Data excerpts

=-=-=

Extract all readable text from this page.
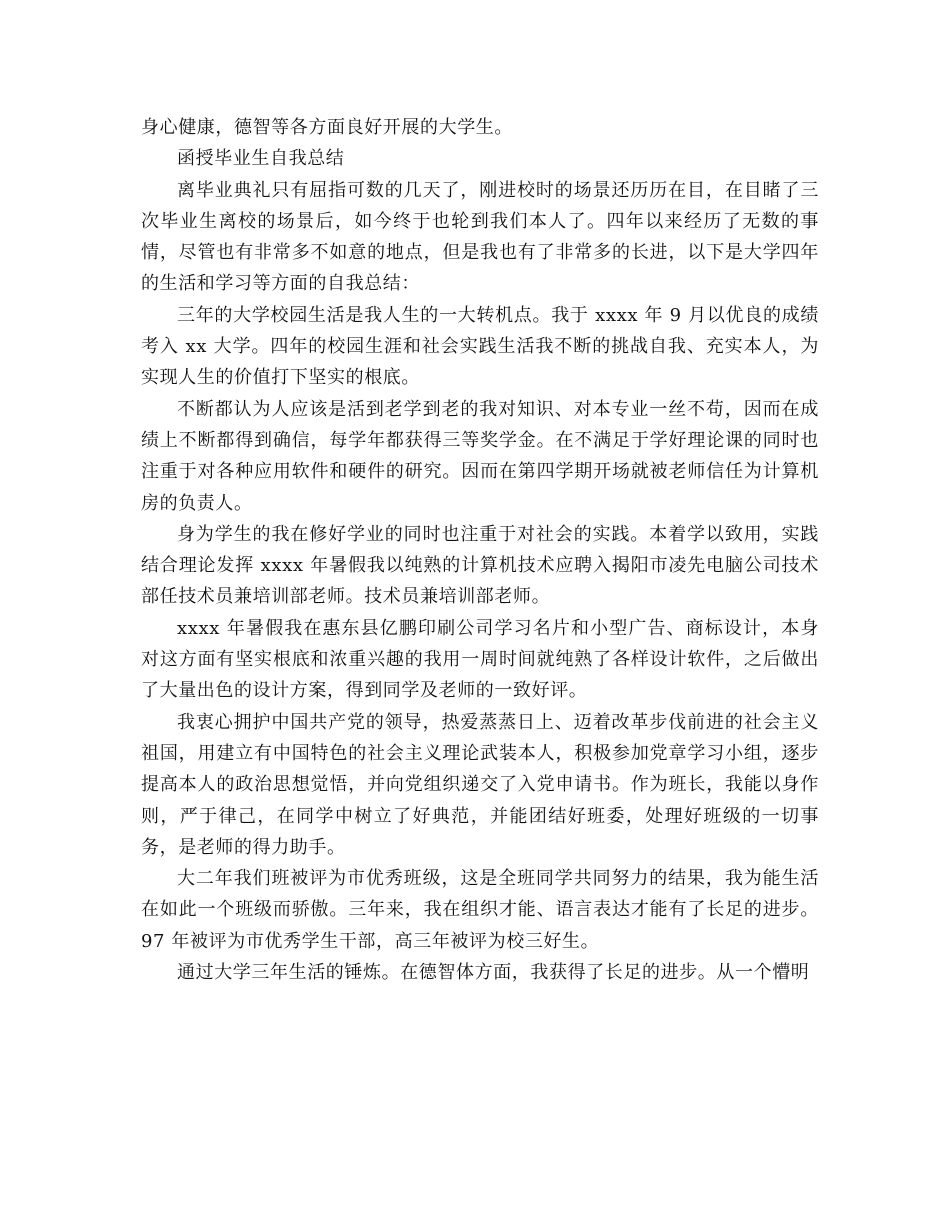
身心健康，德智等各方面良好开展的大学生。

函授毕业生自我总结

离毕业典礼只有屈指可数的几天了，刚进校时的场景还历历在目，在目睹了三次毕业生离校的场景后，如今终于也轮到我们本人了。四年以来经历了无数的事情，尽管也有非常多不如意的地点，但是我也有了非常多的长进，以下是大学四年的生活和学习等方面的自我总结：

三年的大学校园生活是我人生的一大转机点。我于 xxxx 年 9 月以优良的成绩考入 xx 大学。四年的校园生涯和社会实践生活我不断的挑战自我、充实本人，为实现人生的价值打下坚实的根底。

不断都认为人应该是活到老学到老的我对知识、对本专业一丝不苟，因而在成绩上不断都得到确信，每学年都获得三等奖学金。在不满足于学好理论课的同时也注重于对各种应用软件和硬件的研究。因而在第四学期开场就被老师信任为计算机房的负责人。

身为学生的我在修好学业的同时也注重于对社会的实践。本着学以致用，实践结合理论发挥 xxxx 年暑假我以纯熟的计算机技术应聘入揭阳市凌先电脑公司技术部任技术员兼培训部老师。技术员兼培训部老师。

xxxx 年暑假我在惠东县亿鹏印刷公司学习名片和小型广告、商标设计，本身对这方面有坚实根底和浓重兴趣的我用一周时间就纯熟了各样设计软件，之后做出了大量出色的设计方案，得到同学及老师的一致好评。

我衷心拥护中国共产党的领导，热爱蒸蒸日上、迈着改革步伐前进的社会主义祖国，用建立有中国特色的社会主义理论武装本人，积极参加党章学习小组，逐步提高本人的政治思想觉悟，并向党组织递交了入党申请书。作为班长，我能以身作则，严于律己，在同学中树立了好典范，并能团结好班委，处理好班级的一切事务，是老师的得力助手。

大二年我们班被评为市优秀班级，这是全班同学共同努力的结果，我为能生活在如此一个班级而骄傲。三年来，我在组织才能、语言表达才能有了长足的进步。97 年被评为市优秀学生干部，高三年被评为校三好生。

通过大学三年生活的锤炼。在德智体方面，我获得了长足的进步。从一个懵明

=-=-=

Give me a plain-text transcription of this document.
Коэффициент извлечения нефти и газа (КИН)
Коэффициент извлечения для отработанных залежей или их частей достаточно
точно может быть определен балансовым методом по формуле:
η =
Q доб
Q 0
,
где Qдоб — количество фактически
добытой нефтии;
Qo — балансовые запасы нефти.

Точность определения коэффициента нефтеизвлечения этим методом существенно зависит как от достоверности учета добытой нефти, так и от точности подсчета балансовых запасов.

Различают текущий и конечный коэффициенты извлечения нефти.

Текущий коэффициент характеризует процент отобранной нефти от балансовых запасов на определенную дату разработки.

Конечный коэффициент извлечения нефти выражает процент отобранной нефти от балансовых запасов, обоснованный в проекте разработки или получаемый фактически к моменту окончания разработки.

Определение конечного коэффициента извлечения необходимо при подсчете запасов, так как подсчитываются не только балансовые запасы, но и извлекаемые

=-=-=

What to produce
Copy out every line with the word "запасов".

Exercise output
Точность определения коэффициента нефтеизвлечения этим методом существенно зависит как от достоверности учета добытой нефти, так и от точности подсчета балансовых запасов.
Текущий коэффициент характеризует процент отобранной нефти от балансовых запасов на определенную дату разработки.
Конечный коэффициент извлечения нефти выражает процент отобранной нефти от балансовых запасов, обоснованный в проекте разработки или получаемый фактически к моменту окончания разработки.
Определение конечного коэффициента извлечения необходимо при подсчете запасов, так как подсчитываются не только балансовые запасы, но и извлекаемые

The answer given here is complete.